What is the correct air pressure for my tyres?

The vehicle manufacturer selects the size and type of tyres for their vehicles. They perform the necessary testing to establish the vehicles’ optimised operating tyre inflation pressures which can be found on the vehicle placard (located on the inside of the driver's door) and in the vehicle owners’ manual.

If the tyres on your vehicle are the same size as the original equipment tyre, inflate them to the pressures indicated on the placard.

6 1 visual airpressure 140303

6 1 visual airpressure 140303

f the size of the tyres is different than the size indicated on the placard, please contact us via phone or e-mail for a pressure recommendation. We will need the following information from the tyre and wheel placard:

– the original equipment tyre size

– the vehicle manufacturer's inflation pressure.

What is the expected service life of tyres?

While most tyres will need replacement before they achieve 10 years, it is recommended that any tyres in service for 10 years or more from the date of manufacture, including spare tyres, be replaced with new tyres as a simple precaution even if such tyres appear serviceable and even if they have not reached the legal wear limit.

What are the lowest Inflation Pressures permitted?

Lower inflation pressures for improved flotation are permitted ONLY if the tyre maintains adequate load-carrying capacity at the lower pressure. 20 psi is the minimum recommended pressure for a passenger or light commercial vehicle tyre. Pressures lower than 20 psi may be used off-road when speeds are less than 15 mph and when the tyre has adequate load-carrying capacity at the lower pressure. 

The best recommendation for motorway use is to follow the inflation pressure specified by the vehicle manufacturer which can be found in the owner’s manual or on the sticker on the inside of the driver’s door.

When installing a different size than the original equipment tyre, the replacement tyre should be inflated to provide the same load capability of the original tyre size at the manufacturer’s recommended pressure.

What is your opinion on the use of nitrogen in tyres?

### Information given
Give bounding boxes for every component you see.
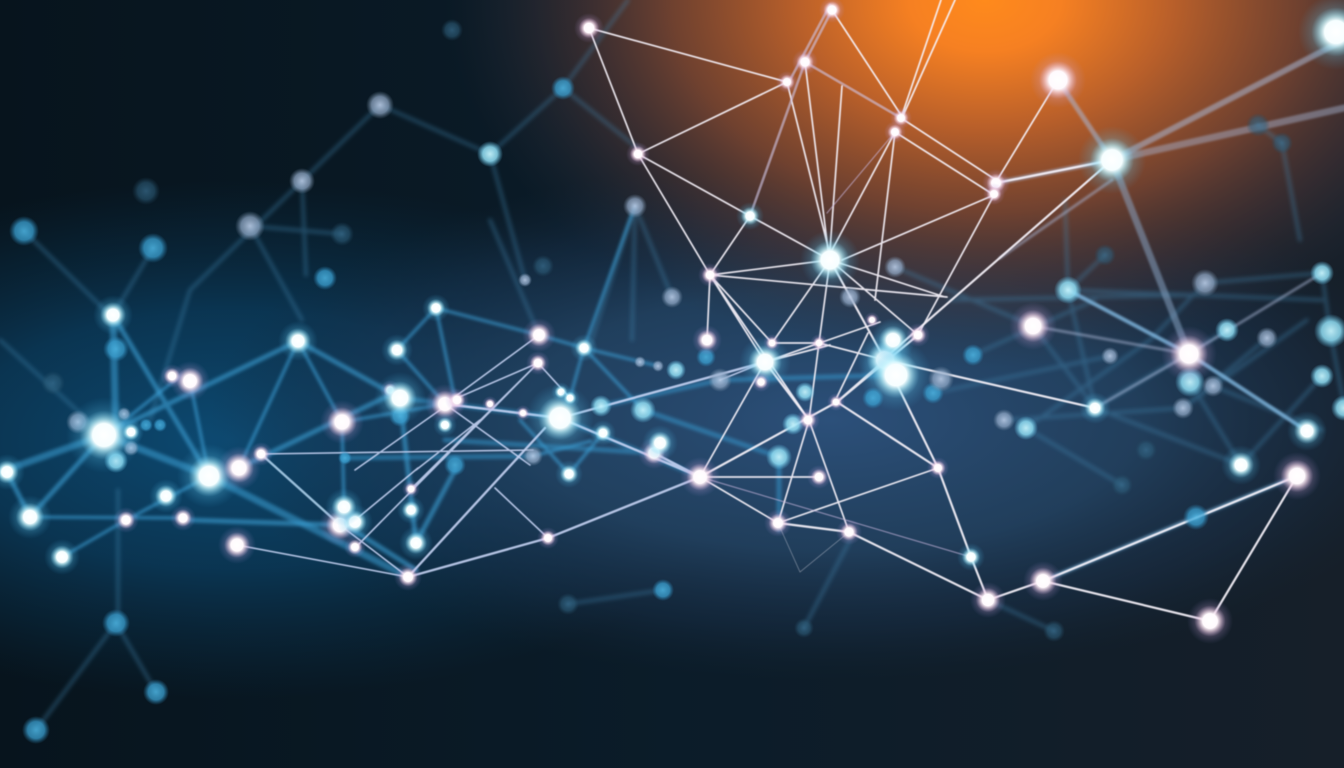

...

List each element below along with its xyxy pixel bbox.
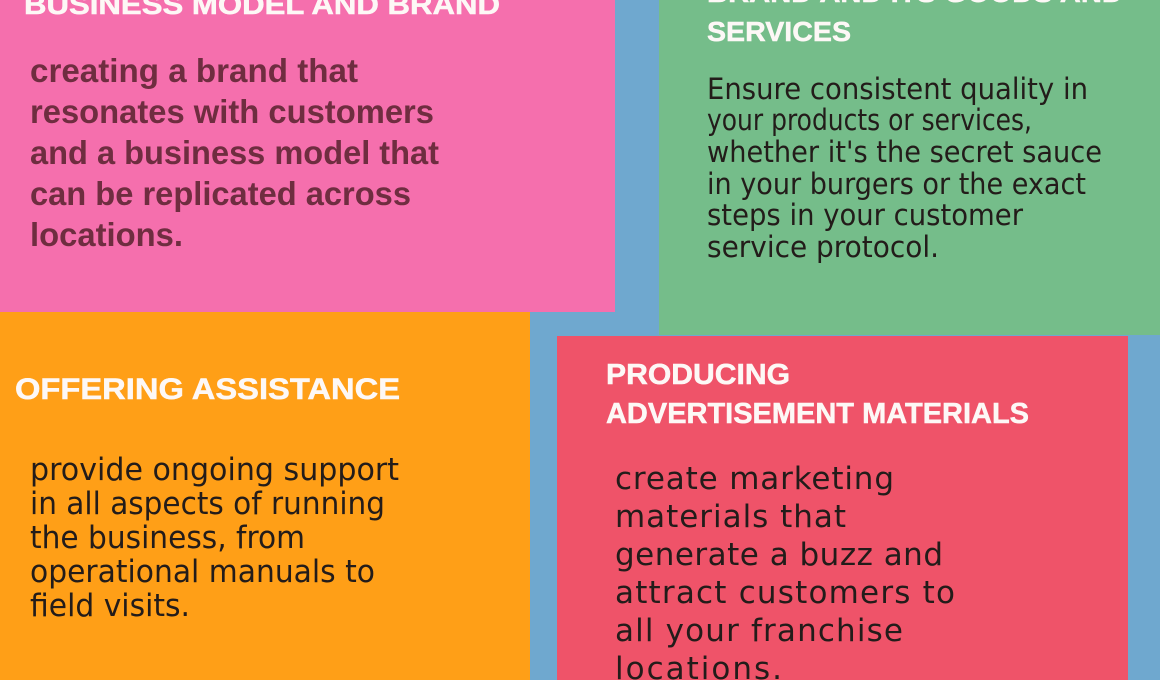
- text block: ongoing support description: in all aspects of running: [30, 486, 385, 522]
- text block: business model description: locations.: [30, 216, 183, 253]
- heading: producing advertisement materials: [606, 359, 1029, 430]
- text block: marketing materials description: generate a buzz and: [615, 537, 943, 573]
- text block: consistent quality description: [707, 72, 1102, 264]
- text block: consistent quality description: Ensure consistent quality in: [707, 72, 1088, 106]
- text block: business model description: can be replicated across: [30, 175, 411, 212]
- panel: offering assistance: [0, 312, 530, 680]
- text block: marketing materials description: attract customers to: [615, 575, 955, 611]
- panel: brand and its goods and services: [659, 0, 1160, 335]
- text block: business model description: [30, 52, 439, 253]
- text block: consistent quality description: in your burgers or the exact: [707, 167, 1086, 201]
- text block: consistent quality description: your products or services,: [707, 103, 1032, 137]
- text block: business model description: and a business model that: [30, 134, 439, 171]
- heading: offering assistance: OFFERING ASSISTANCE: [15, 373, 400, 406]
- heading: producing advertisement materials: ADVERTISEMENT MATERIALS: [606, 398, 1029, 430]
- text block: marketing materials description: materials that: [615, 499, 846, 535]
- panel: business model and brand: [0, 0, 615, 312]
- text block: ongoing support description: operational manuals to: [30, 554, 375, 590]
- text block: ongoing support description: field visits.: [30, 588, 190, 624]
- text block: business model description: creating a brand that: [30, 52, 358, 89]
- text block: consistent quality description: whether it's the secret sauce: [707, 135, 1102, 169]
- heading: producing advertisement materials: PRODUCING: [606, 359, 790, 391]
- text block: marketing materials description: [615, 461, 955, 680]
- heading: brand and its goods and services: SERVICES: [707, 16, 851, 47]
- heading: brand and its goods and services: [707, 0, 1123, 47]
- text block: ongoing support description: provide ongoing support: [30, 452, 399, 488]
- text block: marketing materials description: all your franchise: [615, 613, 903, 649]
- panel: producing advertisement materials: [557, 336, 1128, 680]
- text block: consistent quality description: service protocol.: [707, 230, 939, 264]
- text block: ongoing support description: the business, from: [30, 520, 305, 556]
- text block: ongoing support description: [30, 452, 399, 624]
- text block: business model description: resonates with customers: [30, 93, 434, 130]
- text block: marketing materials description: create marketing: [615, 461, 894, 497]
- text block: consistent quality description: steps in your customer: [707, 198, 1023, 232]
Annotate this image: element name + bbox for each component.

---

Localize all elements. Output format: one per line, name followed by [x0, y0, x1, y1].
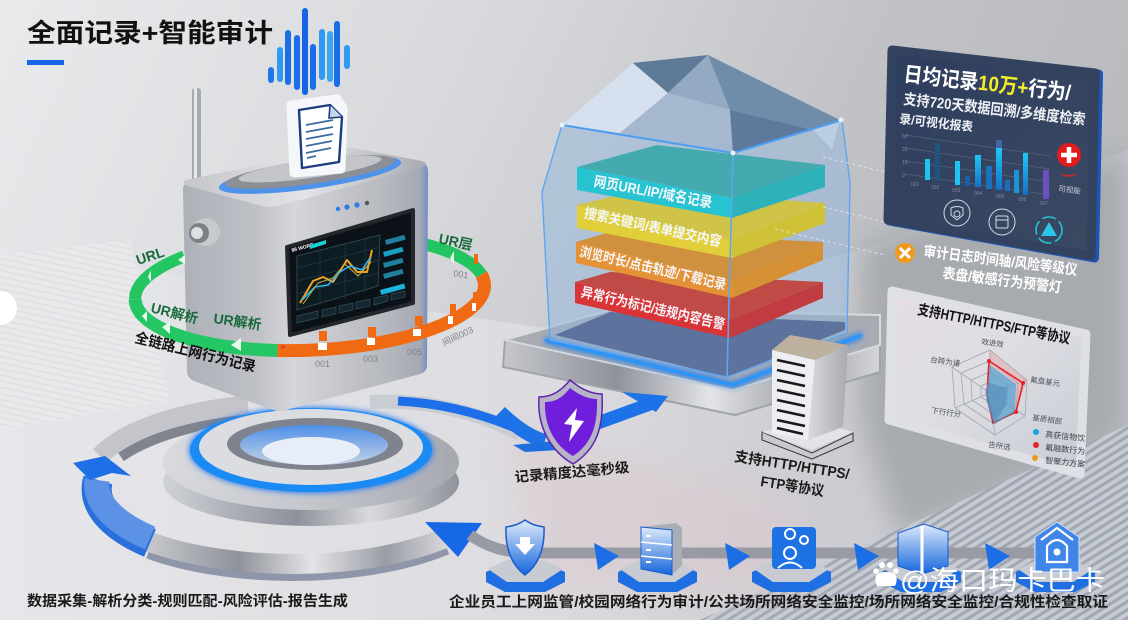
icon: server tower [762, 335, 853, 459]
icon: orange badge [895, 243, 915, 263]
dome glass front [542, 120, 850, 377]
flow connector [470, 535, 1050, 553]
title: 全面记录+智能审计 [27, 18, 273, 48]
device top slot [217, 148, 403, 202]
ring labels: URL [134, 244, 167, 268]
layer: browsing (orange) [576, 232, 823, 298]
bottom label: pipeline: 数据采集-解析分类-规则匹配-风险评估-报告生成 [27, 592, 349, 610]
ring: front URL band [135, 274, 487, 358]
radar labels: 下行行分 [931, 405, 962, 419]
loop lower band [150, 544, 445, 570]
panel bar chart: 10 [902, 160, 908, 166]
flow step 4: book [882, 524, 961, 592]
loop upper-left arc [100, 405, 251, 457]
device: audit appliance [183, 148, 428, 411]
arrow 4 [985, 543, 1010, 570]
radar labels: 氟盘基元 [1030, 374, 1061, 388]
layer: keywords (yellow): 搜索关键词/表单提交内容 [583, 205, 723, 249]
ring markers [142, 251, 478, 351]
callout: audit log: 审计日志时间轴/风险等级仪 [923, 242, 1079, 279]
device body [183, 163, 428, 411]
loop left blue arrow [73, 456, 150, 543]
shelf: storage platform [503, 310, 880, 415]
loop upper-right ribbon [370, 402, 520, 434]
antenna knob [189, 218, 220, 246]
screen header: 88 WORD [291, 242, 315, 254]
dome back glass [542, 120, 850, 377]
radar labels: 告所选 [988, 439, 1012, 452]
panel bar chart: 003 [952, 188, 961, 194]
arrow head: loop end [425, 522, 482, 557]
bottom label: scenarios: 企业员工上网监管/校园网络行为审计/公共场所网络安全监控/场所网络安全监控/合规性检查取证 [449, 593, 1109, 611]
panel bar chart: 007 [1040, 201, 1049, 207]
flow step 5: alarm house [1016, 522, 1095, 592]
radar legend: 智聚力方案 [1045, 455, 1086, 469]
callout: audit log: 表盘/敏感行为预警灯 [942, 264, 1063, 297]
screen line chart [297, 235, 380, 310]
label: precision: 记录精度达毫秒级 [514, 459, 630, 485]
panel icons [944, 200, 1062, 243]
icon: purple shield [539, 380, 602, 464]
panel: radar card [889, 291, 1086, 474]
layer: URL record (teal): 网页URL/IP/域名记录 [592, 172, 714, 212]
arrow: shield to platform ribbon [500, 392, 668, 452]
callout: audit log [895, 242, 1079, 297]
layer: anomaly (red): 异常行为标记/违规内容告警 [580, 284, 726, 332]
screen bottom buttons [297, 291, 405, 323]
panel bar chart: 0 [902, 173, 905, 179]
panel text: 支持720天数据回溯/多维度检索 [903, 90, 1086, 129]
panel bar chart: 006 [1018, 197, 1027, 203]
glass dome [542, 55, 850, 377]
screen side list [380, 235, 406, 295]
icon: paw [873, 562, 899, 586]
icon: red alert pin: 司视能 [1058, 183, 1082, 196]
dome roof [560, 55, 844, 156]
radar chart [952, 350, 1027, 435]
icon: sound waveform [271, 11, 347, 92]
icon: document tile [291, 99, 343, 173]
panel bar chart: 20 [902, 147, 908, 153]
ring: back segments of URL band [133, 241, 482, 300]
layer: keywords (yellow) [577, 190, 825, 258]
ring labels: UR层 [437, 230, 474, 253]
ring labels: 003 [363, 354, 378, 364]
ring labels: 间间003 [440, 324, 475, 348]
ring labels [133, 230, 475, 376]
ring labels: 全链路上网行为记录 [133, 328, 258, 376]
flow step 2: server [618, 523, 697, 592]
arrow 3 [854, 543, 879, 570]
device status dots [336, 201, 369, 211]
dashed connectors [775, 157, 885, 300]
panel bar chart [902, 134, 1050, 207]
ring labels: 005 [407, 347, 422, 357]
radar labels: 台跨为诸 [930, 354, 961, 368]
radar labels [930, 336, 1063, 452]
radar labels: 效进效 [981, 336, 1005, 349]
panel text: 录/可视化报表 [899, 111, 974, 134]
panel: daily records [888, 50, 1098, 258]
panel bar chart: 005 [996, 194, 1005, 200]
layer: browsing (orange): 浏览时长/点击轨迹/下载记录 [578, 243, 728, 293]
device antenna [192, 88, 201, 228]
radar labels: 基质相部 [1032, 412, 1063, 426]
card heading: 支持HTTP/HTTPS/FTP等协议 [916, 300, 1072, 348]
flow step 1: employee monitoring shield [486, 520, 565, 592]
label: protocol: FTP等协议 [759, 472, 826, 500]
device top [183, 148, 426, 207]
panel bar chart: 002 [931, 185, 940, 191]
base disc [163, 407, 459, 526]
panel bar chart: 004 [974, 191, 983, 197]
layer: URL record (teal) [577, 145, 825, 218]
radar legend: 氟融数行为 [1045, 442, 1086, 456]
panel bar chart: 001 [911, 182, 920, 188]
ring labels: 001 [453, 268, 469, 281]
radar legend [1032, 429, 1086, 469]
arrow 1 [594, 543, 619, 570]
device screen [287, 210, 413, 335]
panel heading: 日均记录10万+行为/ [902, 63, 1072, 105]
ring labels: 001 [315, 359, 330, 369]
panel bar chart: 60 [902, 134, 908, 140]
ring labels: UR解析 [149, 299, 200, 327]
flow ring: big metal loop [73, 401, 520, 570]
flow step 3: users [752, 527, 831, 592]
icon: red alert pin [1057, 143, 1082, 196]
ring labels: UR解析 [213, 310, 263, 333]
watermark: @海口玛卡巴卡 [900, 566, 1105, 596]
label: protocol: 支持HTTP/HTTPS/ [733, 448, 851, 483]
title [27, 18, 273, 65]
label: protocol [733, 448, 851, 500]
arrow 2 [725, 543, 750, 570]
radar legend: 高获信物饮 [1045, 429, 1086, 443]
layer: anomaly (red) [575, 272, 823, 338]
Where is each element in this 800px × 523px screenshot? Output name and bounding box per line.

### To-do list
**A.** Repeat word for word the part of the tyre FAQ that opens with the words containing "What is the expected" and closes with "legal wear limit.".
**B.** Pick up the tyre FAQ right after its last sentence and carry it on.
You can set the lines aside; they play no part here.

### Task responses
**A.**
What is the expected service life of tyres?

While most tyres will need replacement before they achieve 10 years, it is recommended that any tyres in service for 10 years or more from the date of manufacture, including spare tyres, be replaced with new tyres as a simple precaution even if such tyres appear serviceable and even if they have not reached the legal wear limit.

**B.**
Nitrogen is an inert gas. It is simply dry air with the oxygen removed (air contains nearly 79% Nitrogen). The physical properties of nitrogen reduce the pressure loss due to the natural permeability of the materials of the tyre. Unfortunately, there are other possible sources of leaks (tyre/rim interface, valve, valve/rim interface and the wheel) which prevent the guarantee of pressure maintenance for individuals using air or nitrogen inflation. Tyres manufactured by Michelin are designed to deliver their expected performance when inflated with air or nitrogen, as long as the user respects the pressures recommended by the vehicle manufacturer on the vehicle's placard or those of the tyre manufacturer. Whether they are inflated with air or nitrogen, regular pressure maintenance remains critical because under-inflated tyres lead to:

- a reduction in road holding

- a reduction in wet traction capability

- an increased sensitivity to road hazards

- a reduction in tread-life

- an increase in fuel consumption

- a reduction in tyre life due to excessive heat from over deflection

What should I look for when inspecting my tyres?

In addition to performing regular maintenance, you must also keep an eye out for potential problems that might affect your tyres. Regular inspections can help you prevent tyre trouble, and keep you rolling safely down the road.
When inspecting your tyres, look for:

Uneven tread wear : This can include more wear on one tread edge than the other, a rippled pattern of high and low wear, or exposed steel wire. Uneven wear can be caused by problems such as under-inflation, misalignment and improper balancing.

Shallow tread : Bald tyres tend to skid and slide on the road, and are more likely to be damaged by potholes and other road hazards. The tread on your tyre should be at least 1.6 mm (1/16 of an inch) deep. If it isn’t, the tyre must be replaced. To help you see tread problems, tyres have built-in “tread-wear indicators”. These are narrow bars of smooth rubber that run across the tread: When the tread is even with the bars, it is worn down to the minimum level and must be replaced immediately.

You can also perform a simple test using a 20 pence piece. Put the edge of the coin into the tread. If you cannot see the rim that’s good. If you can see some of the rim, it’s time to replace the tyre.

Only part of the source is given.